[Data entries]
begin
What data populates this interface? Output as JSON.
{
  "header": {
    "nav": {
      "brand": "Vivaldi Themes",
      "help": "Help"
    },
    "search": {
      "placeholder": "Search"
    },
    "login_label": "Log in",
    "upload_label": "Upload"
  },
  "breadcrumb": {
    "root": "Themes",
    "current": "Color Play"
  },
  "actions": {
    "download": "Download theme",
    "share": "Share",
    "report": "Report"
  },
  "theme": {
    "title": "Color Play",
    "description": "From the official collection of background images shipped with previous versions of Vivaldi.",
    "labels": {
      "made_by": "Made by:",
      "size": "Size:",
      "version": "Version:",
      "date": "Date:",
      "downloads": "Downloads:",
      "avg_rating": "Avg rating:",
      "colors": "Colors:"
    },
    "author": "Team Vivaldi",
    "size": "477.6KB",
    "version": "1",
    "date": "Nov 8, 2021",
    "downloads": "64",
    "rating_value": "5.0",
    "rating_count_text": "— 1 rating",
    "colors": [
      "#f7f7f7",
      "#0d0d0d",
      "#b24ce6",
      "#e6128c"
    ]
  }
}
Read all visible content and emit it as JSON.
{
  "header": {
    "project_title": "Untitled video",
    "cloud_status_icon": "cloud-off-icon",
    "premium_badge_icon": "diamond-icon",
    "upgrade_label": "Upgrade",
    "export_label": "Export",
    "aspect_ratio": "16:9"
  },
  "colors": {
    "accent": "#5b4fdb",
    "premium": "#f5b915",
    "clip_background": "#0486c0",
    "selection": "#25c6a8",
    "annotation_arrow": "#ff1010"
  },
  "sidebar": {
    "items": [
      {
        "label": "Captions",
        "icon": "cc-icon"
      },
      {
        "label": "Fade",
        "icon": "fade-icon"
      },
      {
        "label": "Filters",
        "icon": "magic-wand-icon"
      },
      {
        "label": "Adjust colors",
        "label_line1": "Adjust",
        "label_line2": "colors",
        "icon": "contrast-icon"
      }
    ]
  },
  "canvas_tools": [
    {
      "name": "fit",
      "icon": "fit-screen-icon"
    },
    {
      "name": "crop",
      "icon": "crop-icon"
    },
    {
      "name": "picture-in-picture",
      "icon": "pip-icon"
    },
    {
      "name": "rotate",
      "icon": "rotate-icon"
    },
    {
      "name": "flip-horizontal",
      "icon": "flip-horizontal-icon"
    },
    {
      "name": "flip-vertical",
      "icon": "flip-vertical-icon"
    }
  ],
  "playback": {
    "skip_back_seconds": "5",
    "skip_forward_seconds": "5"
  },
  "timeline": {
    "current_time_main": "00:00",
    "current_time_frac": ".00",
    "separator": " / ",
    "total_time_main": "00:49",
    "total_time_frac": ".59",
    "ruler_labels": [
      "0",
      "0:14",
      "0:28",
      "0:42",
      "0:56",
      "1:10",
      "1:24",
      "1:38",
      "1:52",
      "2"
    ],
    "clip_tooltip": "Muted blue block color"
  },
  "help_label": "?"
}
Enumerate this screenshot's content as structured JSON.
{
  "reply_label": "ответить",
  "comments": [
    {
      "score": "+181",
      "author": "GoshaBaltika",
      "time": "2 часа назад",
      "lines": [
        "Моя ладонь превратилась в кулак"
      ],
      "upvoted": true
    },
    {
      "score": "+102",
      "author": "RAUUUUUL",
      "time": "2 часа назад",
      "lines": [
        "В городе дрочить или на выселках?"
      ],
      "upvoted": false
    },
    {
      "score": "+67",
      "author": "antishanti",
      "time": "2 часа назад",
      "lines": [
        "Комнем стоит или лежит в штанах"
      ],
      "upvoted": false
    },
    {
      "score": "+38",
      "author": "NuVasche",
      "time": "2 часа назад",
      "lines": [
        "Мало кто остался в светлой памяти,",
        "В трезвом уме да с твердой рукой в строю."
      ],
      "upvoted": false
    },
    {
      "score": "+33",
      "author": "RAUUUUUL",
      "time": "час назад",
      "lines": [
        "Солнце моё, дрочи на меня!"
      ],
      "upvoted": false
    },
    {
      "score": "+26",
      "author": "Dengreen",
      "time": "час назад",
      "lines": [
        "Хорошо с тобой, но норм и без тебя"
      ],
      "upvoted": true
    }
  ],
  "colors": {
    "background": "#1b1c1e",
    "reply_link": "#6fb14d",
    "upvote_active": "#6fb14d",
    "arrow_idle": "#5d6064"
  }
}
end
- Problem statement
Note how many lines of the material contain the string "colors". Then report that number by itself.

- Exercise output
6